Copy, in full, each line of the material that holds the word "аммонийный".

** Start of Dataset extract **

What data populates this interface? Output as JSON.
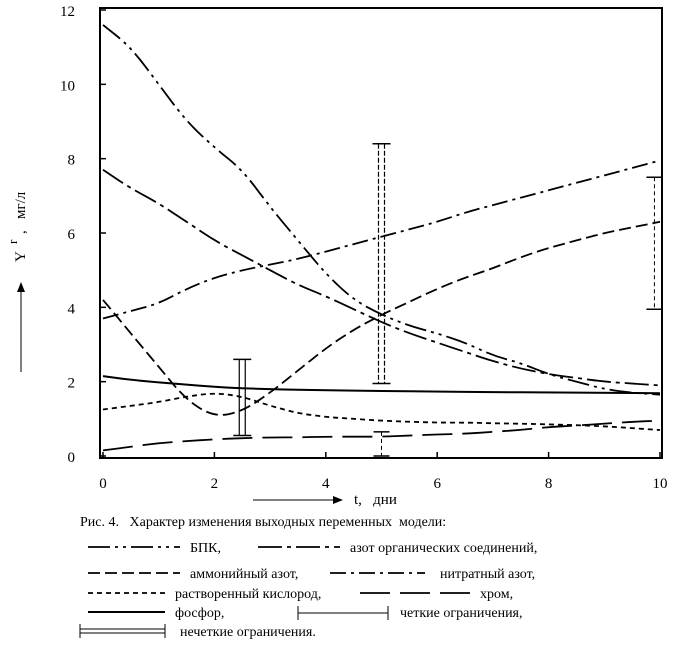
{
  "chart_data": {
    "type": "line",
    "xlabel": "t,   дни",
    "ylabel": "Y",
    "ylabel_superscript": "r",
    "ylabel_unit": ",   мг/л",
    "xlim": [
      0,
      10
    ],
    "ylim": [
      0,
      12
    ],
    "x_ticks": [
      0,
      2,
      4,
      6,
      8,
      10
    ],
    "y_ticks": [
      0,
      2,
      4,
      6,
      8,
      10,
      12
    ],
    "series": [
      {
        "name": "БПК",
        "style": "dash-dot-dot",
        "points": [
          [
            0,
            11.6
          ],
          [
            0.5,
            11.0
          ],
          [
            1.0,
            10.0
          ],
          [
            1.5,
            9.0
          ],
          [
            2.0,
            8.3
          ],
          [
            2.5,
            7.7
          ],
          [
            3.0,
            6.7
          ],
          [
            3.5,
            5.8
          ],
          [
            4.0,
            4.9
          ],
          [
            4.5,
            4.2
          ],
          [
            5.0,
            3.8
          ],
          [
            5.5,
            3.5
          ],
          [
            6.0,
            3.3
          ],
          [
            6.5,
            3.05
          ],
          [
            7.0,
            2.7
          ],
          [
            7.5,
            2.5
          ],
          [
            8.0,
            2.2
          ],
          [
            8.5,
            2.0
          ],
          [
            9.0,
            1.8
          ],
          [
            9.5,
            1.7
          ],
          [
            10.0,
            1.65
          ]
        ]
      },
      {
        "name": "азот органических соединений",
        "style": "long-dash-dot",
        "points": [
          [
            0,
            7.7
          ],
          [
            0.5,
            7.2
          ],
          [
            1.0,
            6.8
          ],
          [
            1.5,
            6.3
          ],
          [
            2.0,
            5.8
          ],
          [
            2.5,
            5.4
          ],
          [
            3.0,
            5.0
          ],
          [
            3.5,
            4.6
          ],
          [
            4.0,
            4.3
          ],
          [
            4.5,
            3.95
          ],
          [
            5.0,
            3.6
          ],
          [
            5.5,
            3.3
          ],
          [
            6.0,
            3.05
          ],
          [
            6.5,
            2.8
          ],
          [
            7.0,
            2.55
          ],
          [
            7.5,
            2.35
          ],
          [
            8.0,
            2.2
          ],
          [
            8.5,
            2.1
          ],
          [
            9.0,
            2.0
          ],
          [
            9.5,
            1.95
          ],
          [
            10.0,
            1.9
          ]
        ]
      },
      {
        "name": "аммонийный азот",
        "style": "medium-dash",
        "points": [
          [
            0,
            4.2
          ],
          [
            0.5,
            3.3
          ],
          [
            1.0,
            2.4
          ],
          [
            1.5,
            1.5
          ],
          [
            2.0,
            1.05
          ],
          [
            2.5,
            1.2
          ],
          [
            3.0,
            1.7
          ],
          [
            3.5,
            2.3
          ],
          [
            4.0,
            2.9
          ],
          [
            4.5,
            3.4
          ],
          [
            5.0,
            3.8
          ],
          [
            5.5,
            4.15
          ],
          [
            6.0,
            4.5
          ],
          [
            6.5,
            4.8
          ],
          [
            7.0,
            5.05
          ],
          [
            7.5,
            5.35
          ],
          [
            8.0,
            5.6
          ],
          [
            8.5,
            5.8
          ],
          [
            9.0,
            6.0
          ],
          [
            9.5,
            6.15
          ],
          [
            10.0,
            6.3
          ]
        ]
      },
      {
        "name": "нитратный азот",
        "style": "dash-dot",
        "points": [
          [
            0,
            3.7
          ],
          [
            0.5,
            3.9
          ],
          [
            1.0,
            4.1
          ],
          [
            1.5,
            4.5
          ],
          [
            2.0,
            4.8
          ],
          [
            2.5,
            5.0
          ],
          [
            3.0,
            5.15
          ],
          [
            3.5,
            5.3
          ],
          [
            4.0,
            5.5
          ],
          [
            4.5,
            5.7
          ],
          [
            5.0,
            5.9
          ],
          [
            5.5,
            6.1
          ],
          [
            6.0,
            6.3
          ],
          [
            6.5,
            6.55
          ],
          [
            7.0,
            6.75
          ],
          [
            7.5,
            6.95
          ],
          [
            8.0,
            7.15
          ],
          [
            8.5,
            7.35
          ],
          [
            9.0,
            7.55
          ],
          [
            9.5,
            7.75
          ],
          [
            10.0,
            7.95
          ]
        ]
      },
      {
        "name": "растворенный кислород",
        "style": "short-dash",
        "points": [
          [
            0,
            1.25
          ],
          [
            0.5,
            1.35
          ],
          [
            1.0,
            1.45
          ],
          [
            1.5,
            1.6
          ],
          [
            2.0,
            1.7
          ],
          [
            2.5,
            1.6
          ],
          [
            3.0,
            1.35
          ],
          [
            3.5,
            1.15
          ],
          [
            4.0,
            1.05
          ],
          [
            4.5,
            1.0
          ],
          [
            5.0,
            0.95
          ],
          [
            5.5,
            0.92
          ],
          [
            6.0,
            0.9
          ],
          [
            6.5,
            0.9
          ],
          [
            7.0,
            0.88
          ],
          [
            7.5,
            0.87
          ],
          [
            8.0,
            0.85
          ],
          [
            8.5,
            0.83
          ],
          [
            9.0,
            0.8
          ],
          [
            9.5,
            0.75
          ],
          [
            10.0,
            0.7
          ]
        ]
      },
      {
        "name": "хром",
        "style": "long-dash",
        "points": [
          [
            0,
            0.15
          ],
          [
            0.5,
            0.25
          ],
          [
            1.0,
            0.35
          ],
          [
            1.5,
            0.4
          ],
          [
            2.0,
            0.45
          ],
          [
            2.5,
            0.48
          ],
          [
            3.0,
            0.5
          ],
          [
            3.5,
            0.5
          ],
          [
            4.0,
            0.52
          ],
          [
            4.5,
            0.52
          ],
          [
            5.0,
            0.52
          ],
          [
            5.5,
            0.55
          ],
          [
            6.0,
            0.58
          ],
          [
            6.5,
            0.6
          ],
          [
            7.0,
            0.65
          ],
          [
            7.5,
            0.7
          ],
          [
            8.0,
            0.78
          ],
          [
            8.5,
            0.82
          ],
          [
            9.0,
            0.87
          ],
          [
            9.5,
            0.92
          ],
          [
            10.0,
            0.95
          ]
        ]
      },
      {
        "name": "фосфор",
        "style": "solid",
        "points": [
          [
            0,
            2.15
          ],
          [
            0.5,
            2.05
          ],
          [
            1.0,
            1.98
          ],
          [
            1.5,
            1.92
          ],
          [
            2.0,
            1.86
          ],
          [
            2.5,
            1.82
          ],
          [
            3.0,
            1.8
          ],
          [
            3.5,
            1.78
          ],
          [
            4.0,
            1.77
          ],
          [
            5.0,
            1.75
          ],
          [
            6.0,
            1.73
          ],
          [
            7.0,
            1.72
          ],
          [
            8.0,
            1.71
          ],
          [
            9.0,
            1.7
          ],
          [
            10.0,
            1.69
          ]
        ]
      }
    ],
    "constraints": [
      {
        "kind": "crisp",
        "x": 5.0,
        "y_low": 0.0,
        "y_high": 0.65
      },
      {
        "kind": "crisp",
        "x": 9.9,
        "y_low": 3.95,
        "y_high": 7.5
      },
      {
        "kind": "fuzzy",
        "x": 2.5,
        "y_low": 0.55,
        "y_high": 2.6
      },
      {
        "kind": "fuzzy",
        "x": 5.0,
        "y_low": 1.95,
        "y_high": 8.4
      }
    ],
    "caption": "Рис. 4.   Характер изменения выходных переменных  модели:",
    "legend": [
      {
        "label": "БПК,",
        "style": "dash-dot-dot"
      },
      {
        "label": "азот органических соединений,",
        "style": "long-dash-dot"
      },
      {
        "label": "аммонийный азот,",
        "style": "medium-dash"
      },
      {
        "label": "нитратный азот,",
        "style": "dash-dot"
      },
      {
        "label": "растворенный кислород,",
        "style": "short-dash"
      },
      {
        "label": "хром,",
        "style": "long-dash"
      },
      {
        "label": "фосфор,",
        "style": "solid"
      },
      {
        "label": "четкие ограничения,",
        "style": "crisp-bracket"
      },
      {
        "label": "нечеткие ограничения.",
        "style": "fuzzy-bracket"
      }
    ],
    "grid": false,
    "legend_placement": "bottom"
  }
}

** End of Dataset extract **

Solution to the problem
        "name": "аммонийный азот",
        "label": "аммонийный азот,",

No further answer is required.